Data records
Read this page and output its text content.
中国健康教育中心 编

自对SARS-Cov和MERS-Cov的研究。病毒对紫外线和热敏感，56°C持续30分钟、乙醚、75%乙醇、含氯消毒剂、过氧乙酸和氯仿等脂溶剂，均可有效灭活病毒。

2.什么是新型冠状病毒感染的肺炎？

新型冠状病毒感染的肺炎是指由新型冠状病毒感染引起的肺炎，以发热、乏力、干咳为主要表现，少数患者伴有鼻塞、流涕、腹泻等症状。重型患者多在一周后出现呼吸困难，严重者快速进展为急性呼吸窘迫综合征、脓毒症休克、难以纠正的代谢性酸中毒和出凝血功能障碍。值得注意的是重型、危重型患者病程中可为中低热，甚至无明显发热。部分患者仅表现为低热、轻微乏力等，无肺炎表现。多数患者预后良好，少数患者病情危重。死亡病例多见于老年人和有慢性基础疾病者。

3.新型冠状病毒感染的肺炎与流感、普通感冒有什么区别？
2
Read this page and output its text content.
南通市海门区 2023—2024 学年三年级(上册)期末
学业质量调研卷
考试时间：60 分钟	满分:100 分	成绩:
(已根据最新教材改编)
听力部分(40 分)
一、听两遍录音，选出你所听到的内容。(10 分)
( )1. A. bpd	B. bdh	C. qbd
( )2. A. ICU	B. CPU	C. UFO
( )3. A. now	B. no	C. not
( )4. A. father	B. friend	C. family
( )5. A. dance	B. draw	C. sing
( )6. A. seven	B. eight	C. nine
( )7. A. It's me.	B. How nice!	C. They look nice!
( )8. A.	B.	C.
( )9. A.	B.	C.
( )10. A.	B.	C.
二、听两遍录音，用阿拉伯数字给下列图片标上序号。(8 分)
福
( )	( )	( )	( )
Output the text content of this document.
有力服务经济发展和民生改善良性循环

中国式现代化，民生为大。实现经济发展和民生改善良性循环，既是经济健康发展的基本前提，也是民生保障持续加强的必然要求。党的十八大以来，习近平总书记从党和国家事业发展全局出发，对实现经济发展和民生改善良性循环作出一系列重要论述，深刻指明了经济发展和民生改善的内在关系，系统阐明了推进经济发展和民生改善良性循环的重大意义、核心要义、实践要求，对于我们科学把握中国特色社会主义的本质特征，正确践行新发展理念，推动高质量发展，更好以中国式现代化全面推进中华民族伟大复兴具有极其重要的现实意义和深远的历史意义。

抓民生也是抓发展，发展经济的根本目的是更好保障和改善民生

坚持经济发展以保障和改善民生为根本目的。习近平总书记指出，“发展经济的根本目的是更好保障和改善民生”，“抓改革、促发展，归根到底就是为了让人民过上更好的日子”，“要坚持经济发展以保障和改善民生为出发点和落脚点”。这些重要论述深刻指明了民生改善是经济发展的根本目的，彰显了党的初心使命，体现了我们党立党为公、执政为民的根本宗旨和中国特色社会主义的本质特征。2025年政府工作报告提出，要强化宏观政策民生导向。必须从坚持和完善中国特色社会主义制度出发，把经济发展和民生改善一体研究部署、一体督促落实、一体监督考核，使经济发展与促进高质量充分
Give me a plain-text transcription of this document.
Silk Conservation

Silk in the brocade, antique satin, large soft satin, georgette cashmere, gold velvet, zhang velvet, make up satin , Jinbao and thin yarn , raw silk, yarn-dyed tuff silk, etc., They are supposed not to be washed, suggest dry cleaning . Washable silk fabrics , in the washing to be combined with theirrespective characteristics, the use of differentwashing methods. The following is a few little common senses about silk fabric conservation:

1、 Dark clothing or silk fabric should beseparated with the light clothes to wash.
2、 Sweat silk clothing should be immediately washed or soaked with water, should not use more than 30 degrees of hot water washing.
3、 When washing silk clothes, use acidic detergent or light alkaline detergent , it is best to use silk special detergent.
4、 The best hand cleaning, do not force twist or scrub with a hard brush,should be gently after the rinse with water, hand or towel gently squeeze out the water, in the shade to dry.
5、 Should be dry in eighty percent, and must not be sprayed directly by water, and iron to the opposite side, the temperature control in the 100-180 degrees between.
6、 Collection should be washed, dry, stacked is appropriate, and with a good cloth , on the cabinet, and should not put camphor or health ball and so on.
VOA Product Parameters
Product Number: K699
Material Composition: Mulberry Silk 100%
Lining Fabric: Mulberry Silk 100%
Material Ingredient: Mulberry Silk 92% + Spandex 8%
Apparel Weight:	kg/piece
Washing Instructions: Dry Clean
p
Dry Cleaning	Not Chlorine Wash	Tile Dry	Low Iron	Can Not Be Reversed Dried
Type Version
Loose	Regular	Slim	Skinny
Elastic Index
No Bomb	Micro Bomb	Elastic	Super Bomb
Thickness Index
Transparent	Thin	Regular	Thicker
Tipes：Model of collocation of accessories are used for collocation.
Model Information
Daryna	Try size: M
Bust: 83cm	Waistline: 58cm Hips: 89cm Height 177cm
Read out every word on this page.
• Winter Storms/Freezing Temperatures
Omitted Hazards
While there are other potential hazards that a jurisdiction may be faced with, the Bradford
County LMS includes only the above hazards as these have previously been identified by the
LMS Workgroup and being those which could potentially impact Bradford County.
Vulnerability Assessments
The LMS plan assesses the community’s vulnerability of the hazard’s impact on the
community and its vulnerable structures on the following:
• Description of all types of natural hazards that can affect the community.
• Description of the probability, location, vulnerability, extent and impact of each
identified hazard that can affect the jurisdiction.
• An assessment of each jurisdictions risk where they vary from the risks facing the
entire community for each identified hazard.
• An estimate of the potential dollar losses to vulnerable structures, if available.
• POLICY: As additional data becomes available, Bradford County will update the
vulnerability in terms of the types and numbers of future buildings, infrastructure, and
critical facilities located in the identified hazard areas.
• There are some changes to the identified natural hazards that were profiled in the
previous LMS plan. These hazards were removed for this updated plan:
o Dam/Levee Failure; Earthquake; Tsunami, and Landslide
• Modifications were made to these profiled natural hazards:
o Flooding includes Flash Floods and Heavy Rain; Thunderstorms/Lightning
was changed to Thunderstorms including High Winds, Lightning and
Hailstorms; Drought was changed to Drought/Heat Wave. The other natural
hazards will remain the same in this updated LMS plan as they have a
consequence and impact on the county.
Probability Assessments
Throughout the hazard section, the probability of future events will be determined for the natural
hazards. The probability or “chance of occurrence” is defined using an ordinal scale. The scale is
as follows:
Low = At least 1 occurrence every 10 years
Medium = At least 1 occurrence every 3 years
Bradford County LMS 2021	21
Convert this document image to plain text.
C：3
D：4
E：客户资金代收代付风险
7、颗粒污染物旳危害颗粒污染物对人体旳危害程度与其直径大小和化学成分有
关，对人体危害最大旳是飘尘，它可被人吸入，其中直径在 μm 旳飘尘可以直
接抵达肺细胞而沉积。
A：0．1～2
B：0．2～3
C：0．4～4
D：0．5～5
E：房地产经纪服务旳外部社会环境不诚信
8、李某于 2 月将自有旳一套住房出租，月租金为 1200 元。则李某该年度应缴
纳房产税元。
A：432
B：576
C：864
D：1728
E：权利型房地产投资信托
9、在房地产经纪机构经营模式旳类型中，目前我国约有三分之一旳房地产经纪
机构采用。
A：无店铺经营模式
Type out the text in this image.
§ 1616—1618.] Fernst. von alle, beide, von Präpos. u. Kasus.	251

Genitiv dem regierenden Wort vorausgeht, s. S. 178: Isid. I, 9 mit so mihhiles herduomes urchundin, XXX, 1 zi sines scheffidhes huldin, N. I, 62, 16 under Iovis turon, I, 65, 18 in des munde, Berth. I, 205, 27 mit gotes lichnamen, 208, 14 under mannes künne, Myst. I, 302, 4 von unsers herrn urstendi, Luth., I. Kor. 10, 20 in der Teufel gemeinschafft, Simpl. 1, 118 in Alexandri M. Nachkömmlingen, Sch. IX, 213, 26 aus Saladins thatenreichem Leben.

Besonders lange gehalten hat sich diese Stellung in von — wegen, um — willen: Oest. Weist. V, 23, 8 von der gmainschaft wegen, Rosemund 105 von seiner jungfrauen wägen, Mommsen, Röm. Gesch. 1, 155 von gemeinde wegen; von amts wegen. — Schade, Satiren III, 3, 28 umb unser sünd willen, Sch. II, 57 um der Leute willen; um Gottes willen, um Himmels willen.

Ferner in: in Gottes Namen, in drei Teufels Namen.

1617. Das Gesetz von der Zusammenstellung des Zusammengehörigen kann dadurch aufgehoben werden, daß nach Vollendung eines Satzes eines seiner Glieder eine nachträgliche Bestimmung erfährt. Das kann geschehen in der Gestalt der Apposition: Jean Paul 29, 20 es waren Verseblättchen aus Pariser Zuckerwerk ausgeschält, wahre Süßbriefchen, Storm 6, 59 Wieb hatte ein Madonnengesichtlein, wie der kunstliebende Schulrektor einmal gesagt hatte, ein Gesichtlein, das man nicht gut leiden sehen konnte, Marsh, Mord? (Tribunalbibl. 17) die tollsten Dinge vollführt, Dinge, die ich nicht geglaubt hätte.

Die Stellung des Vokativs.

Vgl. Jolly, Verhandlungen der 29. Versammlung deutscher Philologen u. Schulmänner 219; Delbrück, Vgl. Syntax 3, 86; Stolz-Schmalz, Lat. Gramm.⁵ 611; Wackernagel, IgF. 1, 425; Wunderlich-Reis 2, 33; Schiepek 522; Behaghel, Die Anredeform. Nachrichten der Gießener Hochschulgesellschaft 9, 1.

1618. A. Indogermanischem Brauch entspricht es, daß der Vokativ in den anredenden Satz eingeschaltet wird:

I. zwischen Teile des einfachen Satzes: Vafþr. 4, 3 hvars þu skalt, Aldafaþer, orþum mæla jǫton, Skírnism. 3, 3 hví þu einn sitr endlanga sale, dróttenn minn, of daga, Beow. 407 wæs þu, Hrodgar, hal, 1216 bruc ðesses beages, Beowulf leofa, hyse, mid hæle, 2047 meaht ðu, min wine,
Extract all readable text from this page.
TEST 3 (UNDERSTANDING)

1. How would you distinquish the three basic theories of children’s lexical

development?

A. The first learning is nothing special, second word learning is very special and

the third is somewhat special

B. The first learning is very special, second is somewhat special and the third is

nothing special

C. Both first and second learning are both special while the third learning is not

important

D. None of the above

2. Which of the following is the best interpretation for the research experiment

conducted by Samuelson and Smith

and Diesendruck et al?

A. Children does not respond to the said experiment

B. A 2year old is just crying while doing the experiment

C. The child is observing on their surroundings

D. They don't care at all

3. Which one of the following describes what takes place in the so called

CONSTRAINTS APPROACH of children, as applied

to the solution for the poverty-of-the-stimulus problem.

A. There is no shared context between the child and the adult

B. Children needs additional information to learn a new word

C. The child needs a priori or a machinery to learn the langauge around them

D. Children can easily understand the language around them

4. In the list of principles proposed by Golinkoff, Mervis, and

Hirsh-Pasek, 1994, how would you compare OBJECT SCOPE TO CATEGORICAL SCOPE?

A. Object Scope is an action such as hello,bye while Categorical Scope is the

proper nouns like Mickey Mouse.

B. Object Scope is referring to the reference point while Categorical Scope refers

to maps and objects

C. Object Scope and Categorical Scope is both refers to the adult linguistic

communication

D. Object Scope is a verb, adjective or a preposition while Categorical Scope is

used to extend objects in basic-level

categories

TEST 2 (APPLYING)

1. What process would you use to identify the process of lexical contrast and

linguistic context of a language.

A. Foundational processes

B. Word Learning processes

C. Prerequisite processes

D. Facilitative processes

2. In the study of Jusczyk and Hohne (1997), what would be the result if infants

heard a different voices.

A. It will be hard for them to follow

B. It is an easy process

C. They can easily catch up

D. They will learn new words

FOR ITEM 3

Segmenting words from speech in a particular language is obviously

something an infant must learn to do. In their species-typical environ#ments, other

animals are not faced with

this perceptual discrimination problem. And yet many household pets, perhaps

[Stated task]:
Using the records above, gather all lines where the string "faced" is present.

[Answer for this exercise]:
While there are other potential hazards that a jurisdiction may be faced with, the Bradford
animals are not faced with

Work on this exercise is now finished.